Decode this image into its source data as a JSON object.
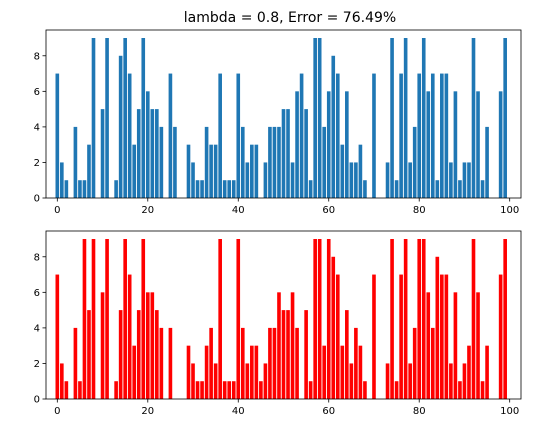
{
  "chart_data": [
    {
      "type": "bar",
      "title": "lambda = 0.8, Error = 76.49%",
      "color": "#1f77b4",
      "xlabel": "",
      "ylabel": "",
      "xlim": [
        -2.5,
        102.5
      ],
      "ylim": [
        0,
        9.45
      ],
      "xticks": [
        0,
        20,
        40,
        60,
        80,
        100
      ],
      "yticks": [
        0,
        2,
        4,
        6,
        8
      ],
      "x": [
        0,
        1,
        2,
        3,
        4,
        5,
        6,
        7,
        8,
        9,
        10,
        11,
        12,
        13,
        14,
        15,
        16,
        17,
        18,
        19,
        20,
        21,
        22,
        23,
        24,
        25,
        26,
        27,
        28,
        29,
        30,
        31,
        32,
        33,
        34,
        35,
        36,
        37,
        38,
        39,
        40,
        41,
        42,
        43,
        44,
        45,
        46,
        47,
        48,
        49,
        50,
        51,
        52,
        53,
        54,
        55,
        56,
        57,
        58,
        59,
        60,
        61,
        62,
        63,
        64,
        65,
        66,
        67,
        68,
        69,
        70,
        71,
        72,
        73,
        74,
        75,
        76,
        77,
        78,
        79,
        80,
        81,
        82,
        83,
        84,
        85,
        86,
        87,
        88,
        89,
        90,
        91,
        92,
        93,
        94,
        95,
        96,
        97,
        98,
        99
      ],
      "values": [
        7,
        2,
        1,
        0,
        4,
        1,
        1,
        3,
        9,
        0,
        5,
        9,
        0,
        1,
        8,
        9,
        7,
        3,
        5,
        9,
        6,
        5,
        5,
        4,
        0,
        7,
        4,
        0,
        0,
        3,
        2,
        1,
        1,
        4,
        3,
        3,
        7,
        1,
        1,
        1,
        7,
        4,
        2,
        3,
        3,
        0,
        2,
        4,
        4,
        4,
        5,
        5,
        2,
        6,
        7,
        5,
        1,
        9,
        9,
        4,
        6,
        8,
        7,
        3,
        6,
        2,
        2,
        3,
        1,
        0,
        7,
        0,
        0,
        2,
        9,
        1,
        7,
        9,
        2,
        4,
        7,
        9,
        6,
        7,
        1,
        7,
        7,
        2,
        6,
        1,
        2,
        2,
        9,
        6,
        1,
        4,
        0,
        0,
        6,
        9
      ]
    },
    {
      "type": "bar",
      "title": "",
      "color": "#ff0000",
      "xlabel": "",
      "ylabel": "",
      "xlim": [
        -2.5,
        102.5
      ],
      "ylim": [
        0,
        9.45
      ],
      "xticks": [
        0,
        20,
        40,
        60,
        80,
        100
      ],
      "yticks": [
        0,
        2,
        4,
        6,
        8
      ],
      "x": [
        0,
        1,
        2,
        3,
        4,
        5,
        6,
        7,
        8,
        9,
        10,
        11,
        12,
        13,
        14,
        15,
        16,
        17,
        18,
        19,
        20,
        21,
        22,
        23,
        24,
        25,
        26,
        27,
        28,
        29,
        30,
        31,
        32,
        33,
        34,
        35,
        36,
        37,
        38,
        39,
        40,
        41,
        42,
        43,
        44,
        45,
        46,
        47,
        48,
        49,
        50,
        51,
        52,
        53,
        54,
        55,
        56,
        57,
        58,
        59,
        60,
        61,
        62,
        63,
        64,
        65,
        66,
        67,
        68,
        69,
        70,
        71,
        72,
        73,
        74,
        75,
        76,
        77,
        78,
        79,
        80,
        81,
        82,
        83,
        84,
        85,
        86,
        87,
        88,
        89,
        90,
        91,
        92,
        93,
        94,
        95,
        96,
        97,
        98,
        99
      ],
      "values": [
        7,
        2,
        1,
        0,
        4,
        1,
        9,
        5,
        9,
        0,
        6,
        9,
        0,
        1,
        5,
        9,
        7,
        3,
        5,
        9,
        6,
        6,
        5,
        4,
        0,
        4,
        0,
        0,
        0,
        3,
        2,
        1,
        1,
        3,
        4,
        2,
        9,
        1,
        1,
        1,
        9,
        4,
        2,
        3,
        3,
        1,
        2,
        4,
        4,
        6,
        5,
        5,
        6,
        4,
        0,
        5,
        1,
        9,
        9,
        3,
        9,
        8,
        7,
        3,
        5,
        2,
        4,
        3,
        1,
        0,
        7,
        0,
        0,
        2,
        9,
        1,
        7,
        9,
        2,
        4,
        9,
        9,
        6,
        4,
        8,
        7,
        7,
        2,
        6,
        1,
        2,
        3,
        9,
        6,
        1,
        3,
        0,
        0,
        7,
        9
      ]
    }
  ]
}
...
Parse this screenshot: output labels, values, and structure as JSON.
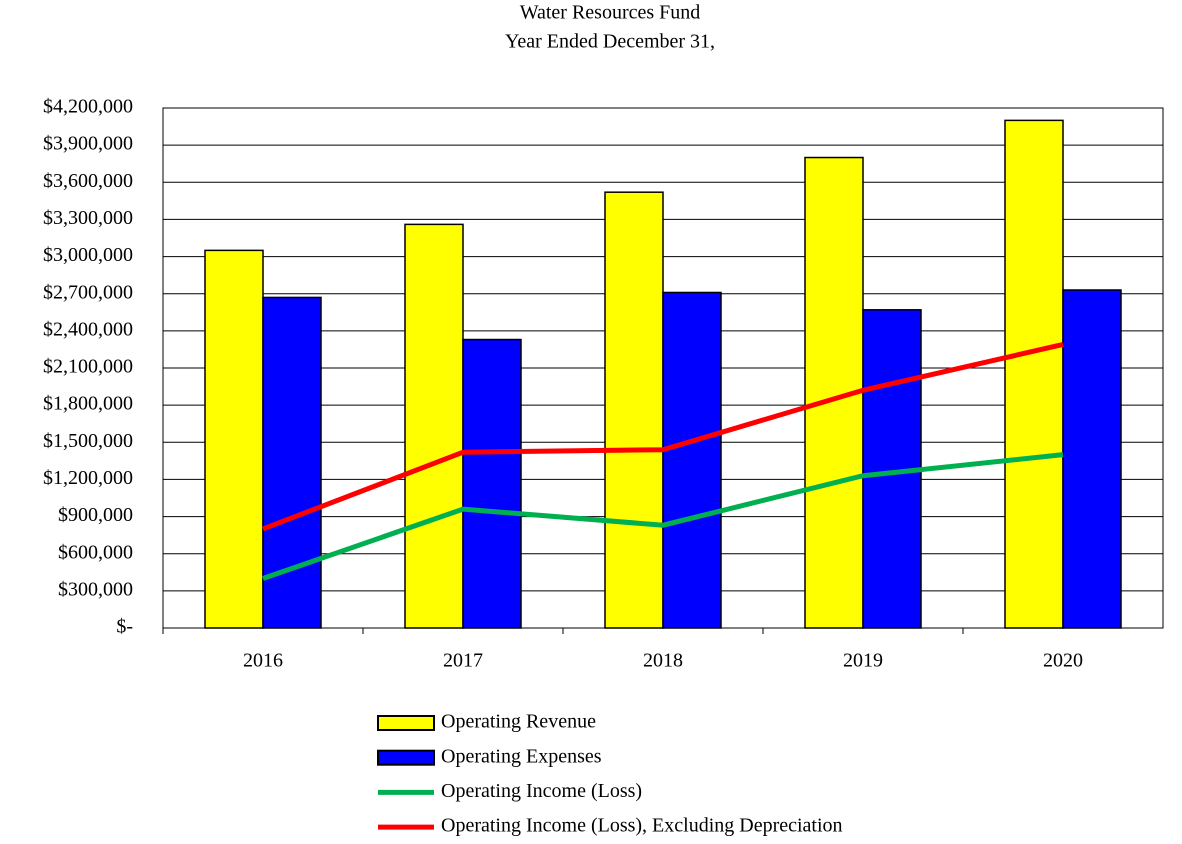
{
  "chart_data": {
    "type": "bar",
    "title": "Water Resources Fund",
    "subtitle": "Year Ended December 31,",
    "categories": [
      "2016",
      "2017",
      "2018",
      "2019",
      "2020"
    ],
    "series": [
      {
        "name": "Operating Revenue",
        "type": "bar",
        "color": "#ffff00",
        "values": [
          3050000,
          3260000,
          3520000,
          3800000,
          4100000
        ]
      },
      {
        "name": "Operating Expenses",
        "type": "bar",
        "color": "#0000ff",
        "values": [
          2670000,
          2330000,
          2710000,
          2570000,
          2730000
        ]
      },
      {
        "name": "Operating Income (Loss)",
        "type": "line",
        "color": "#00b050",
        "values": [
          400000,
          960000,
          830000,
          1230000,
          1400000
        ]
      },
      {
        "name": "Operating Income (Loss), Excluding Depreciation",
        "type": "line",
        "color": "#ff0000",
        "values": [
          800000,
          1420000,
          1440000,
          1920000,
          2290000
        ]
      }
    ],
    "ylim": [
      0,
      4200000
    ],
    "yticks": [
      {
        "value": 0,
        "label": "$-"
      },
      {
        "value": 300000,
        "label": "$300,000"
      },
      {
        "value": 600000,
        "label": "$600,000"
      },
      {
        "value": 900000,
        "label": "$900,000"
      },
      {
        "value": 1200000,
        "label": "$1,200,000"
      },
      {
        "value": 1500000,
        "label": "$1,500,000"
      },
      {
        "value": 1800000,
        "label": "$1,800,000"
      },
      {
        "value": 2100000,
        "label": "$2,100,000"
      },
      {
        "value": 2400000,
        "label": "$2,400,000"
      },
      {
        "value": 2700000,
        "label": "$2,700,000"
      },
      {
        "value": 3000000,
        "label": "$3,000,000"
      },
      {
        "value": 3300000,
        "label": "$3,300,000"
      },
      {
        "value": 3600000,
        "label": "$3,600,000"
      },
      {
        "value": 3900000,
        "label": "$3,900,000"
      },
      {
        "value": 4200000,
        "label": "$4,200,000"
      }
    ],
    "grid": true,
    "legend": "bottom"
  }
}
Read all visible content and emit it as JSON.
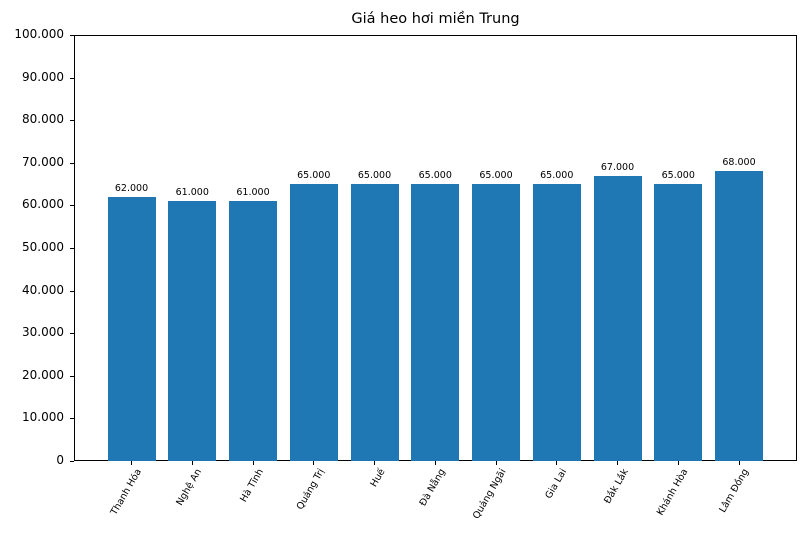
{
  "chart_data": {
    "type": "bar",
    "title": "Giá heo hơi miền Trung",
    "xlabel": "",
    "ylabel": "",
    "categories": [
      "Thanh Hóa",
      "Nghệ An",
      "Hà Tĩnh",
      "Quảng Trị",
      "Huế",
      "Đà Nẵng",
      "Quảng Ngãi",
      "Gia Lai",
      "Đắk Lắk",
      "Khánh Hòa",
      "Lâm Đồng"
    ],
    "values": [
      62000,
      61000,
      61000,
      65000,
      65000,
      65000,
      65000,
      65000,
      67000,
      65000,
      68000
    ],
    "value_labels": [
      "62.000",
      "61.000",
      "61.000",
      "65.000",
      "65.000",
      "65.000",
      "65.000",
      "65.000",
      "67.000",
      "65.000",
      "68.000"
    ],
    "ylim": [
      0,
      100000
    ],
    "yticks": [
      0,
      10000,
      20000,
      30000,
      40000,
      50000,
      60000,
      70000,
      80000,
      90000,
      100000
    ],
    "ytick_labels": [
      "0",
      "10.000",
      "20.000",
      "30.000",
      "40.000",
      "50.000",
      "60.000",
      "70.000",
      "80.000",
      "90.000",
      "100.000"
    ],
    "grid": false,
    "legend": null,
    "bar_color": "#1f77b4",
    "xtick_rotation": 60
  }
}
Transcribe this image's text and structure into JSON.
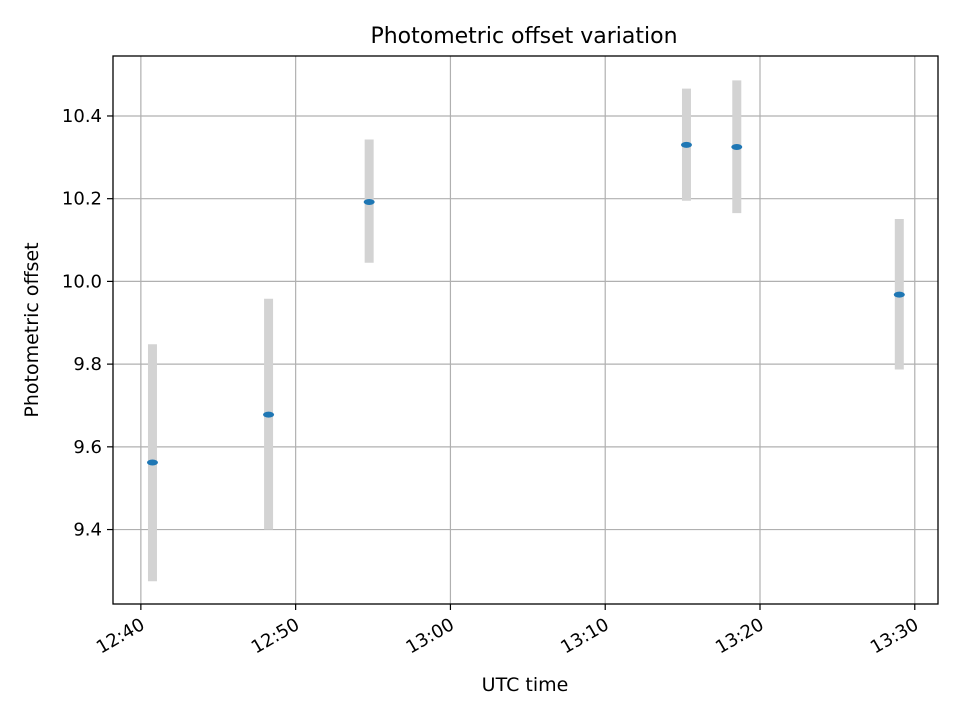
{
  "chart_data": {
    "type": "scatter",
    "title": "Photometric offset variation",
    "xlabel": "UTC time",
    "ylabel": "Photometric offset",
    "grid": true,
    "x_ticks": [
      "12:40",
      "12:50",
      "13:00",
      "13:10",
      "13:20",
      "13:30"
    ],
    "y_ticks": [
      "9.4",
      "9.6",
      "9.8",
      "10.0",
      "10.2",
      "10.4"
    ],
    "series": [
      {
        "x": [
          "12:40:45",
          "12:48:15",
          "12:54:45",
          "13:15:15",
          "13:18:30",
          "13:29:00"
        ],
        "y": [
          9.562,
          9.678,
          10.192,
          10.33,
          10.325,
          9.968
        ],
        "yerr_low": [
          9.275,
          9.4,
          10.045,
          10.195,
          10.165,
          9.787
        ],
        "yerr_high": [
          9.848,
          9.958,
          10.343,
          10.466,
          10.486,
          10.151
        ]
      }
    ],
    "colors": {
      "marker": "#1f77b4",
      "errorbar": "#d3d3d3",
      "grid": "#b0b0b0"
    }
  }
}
* * *
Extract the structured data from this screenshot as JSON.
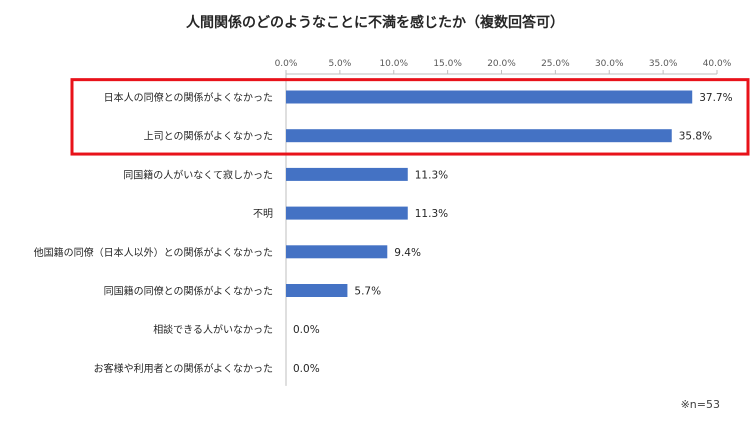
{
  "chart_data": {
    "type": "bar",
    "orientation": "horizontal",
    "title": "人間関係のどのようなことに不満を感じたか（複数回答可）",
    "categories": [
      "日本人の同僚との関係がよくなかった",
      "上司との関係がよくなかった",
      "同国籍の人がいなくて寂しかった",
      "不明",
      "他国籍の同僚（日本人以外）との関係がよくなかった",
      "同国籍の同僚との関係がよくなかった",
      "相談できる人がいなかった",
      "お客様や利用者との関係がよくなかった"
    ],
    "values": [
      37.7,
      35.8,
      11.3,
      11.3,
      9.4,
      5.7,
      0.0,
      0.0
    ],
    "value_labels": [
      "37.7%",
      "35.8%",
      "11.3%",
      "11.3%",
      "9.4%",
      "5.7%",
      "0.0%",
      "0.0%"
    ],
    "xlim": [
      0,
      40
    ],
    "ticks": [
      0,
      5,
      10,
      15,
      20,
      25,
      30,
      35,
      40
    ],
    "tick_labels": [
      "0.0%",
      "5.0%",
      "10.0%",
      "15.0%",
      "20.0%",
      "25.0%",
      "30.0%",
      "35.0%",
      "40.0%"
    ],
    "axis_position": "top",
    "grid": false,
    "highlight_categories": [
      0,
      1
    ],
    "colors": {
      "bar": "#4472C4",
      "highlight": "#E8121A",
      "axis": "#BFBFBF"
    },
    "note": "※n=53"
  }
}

**REQUIREMENTS:**
Only a number is wanted: how many lines of the material include the word "Operating".

**COMPLETE OUTPUT:**
4